| Task to carry out |
Repeat the listing below in full, exactly as it stands.
** start of Material for this exercise **
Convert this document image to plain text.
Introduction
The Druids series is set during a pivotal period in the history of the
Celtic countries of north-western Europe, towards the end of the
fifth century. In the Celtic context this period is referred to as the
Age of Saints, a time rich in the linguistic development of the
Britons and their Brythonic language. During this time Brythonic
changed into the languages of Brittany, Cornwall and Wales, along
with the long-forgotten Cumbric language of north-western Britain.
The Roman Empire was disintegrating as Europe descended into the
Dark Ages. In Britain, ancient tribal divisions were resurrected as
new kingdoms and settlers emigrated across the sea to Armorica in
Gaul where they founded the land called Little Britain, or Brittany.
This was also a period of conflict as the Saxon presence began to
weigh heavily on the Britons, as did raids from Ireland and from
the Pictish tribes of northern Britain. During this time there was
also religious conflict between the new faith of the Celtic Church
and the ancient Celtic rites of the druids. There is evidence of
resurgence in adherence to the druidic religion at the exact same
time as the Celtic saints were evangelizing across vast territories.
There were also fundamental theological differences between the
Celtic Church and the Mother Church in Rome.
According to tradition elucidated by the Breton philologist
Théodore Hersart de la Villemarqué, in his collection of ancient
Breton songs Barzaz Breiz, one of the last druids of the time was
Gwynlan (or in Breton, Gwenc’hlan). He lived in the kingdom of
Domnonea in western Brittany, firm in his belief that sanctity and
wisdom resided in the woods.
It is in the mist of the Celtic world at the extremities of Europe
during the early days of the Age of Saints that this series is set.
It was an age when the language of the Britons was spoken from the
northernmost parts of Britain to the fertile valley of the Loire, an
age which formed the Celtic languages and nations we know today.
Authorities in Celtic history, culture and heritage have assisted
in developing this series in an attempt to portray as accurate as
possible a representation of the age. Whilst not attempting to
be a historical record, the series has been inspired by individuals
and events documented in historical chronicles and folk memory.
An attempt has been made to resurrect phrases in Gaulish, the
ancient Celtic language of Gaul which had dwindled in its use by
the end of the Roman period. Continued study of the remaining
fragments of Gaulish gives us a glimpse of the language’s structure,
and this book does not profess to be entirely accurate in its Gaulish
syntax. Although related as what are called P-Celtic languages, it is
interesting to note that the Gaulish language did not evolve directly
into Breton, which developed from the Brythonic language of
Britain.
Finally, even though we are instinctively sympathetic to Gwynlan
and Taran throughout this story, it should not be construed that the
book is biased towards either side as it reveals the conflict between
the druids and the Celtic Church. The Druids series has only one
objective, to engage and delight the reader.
** end of Material for this exercise **
| Solution |
Convert this document image to plain text.
Introduction
The Druids series is set during a pivotal period in the history of the
Celtic countries of north-western Europe, towards the end of the
fifth century. In the Celtic context this period is referred to as the
Age of Saints, a time rich in the linguistic development of the
Britons and their Brythonic language. During this time Brythonic
changed into the languages of Brittany, Cornwall and Wales, along
with the long-forgotten Cumbric language of north-western Britain.
The Roman Empire was disintegrating as Europe descended into the
Dark Ages. In Britain, ancient tribal divisions were resurrected as
new kingdoms and settlers emigrated across the sea to Armorica in
Gaul where they founded the land called Little Britain, or Brittany.
This was also a period of conflict as the Saxon presence began to
weigh heavily on the Britons, as did raids from Ireland and from
the Pictish tribes of northern Britain. During this time there was
also religious conflict between the new faith of the Celtic Church
and the ancient Celtic rites of the druids. There is evidence of
resurgence in adherence to the druidic religion at the exact same
time as the Celtic saints were evangelizing across vast territories.
There were also fundamental theological differences between the
Celtic Church and the Mother Church in Rome.
According to tradition elucidated by the Breton philologist
Théodore Hersart de la Villemarqué, in his collection of ancient
Breton songs Barzaz Breiz, one of the last druids of the time was
Gwynlan (or in Breton, Gwenc’hlan). He lived in the kingdom of
Domnonea in western Brittany, firm in his belief that sanctity and
wisdom resided in the woods.
It is in the mist of the Celtic world at the extremities of Europe
during the early days of the Age of Saints that this series is set.
It was an age when the language of the Britons was spoken from the
northernmost parts of Britain to the fertile valley of the Loire, an
age which formed the Celtic languages and nations we know today.
Authorities in Celtic history, culture and heritage have assisted
in developing this series in an attempt to portray as accurate as
possible a representation of the age. Whilst not attempting to
be a historical record, the series has been inspired by individuals
and events documented in historical chronicles and folk memory.
An attempt has been made to resurrect phrases in Gaulish, the
ancient Celtic language of Gaul which had dwindled in its use by
the end of the Roman period. Continued study of the remaining
fragments of Gaulish gives us a glimpse of the language’s structure,
and this book does not profess to be entirely accurate in its Gaulish
syntax. Although related as what are called P-Celtic languages, it is
interesting to note that the Gaulish language did not evolve directly
into Breton, which developed from the Brythonic language of
Britain.
Finally, even though we are instinctively sympathetic to Gwynlan
and Taran throughout this story, it should not be construed that the
book is biased towards either side as it reveals the conflict between
the druids and the Celtic Church. The Druids series has only one
objective, to engage and delight the reader.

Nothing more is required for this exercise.